### AVAILABLE DATA

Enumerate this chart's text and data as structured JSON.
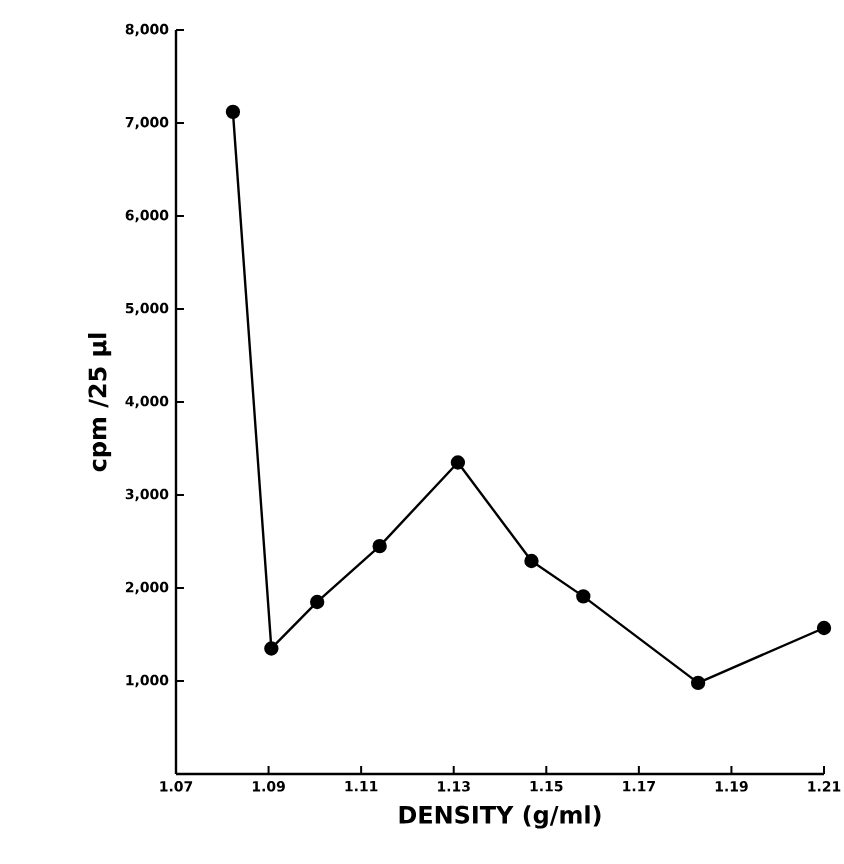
{
  "chart_data": {
    "type": "line",
    "xlabel": "DENSITY  (g/ml)",
    "ylabel": "cpm /25 μl",
    "x": [
      1.0823,
      1.0906,
      1.1005,
      1.114,
      1.1309,
      1.1468,
      1.158,
      1.1828,
      1.21
    ],
    "values": [
      7120,
      1350,
      1850,
      2450,
      3350,
      2290,
      1910,
      980,
      1570
    ],
    "color": "#000000",
    "marker": "circle",
    "line_style": "solid",
    "grid": false,
    "xlim": [
      1.07,
      1.21
    ],
    "ylim": [
      0,
      8000
    ],
    "xticks": [
      1.07,
      1.09,
      1.11,
      1.13,
      1.15,
      1.17,
      1.19,
      1.21
    ],
    "yticks": [
      {
        "value": 1000,
        "label": "1,000"
      },
      {
        "value": 2000,
        "label": "2,000"
      },
      {
        "value": 3000,
        "label": "3,000"
      },
      {
        "value": 4000,
        "label": "4,000"
      },
      {
        "value": 5000,
        "label": "5,000"
      },
      {
        "value": 6000,
        "label": "6,000"
      },
      {
        "value": 7000,
        "label": "7,000"
      },
      {
        "value": 8000,
        "label": "8,000"
      }
    ]
  }
}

######

OBJECTIVE:
Set down the complete material exactly, but do not include the images.

TASK SOLUTION:
Enumerate this chart's text and data as structured JSON.
{
  "chart_data": {
    "type": "line",
    "xlabel": "DENSITY  (g/ml)",
    "ylabel": "cpm /25 μl",
    "x": [
      1.0823,
      1.0906,
      1.1005,
      1.114,
      1.1309,
      1.1468,
      1.158,
      1.1828,
      1.21
    ],
    "values": [
      7120,
      1350,
      1850,
      2450,
      3350,
      2290,
      1910,
      980,
      1570
    ],
    "color": "#000000",
    "marker": "circle",
    "line_style": "solid",
    "grid": false,
    "xlim": [
      1.07,
      1.21
    ],
    "ylim": [
      0,
      8000
    ],
    "xticks": [
      1.07,
      1.09,
      1.11,
      1.13,
      1.15,
      1.17,
      1.19,
      1.21
    ],
    "yticks": [
      {
        "value": 1000,
        "label": "1,000"
      },
      {
        "value": 2000,
        "label": "2,000"
      },
      {
        "value": 3000,
        "label": "3,000"
      },
      {
        "value": 4000,
        "label": "4,000"
      },
      {
        "value": 5000,
        "label": "5,000"
      },
      {
        "value": 6000,
        "label": "6,000"
      },
      {
        "value": 7000,
        "label": "7,000"
      },
      {
        "value": 8000,
        "label": "8,000"
      }
    ]
  }
}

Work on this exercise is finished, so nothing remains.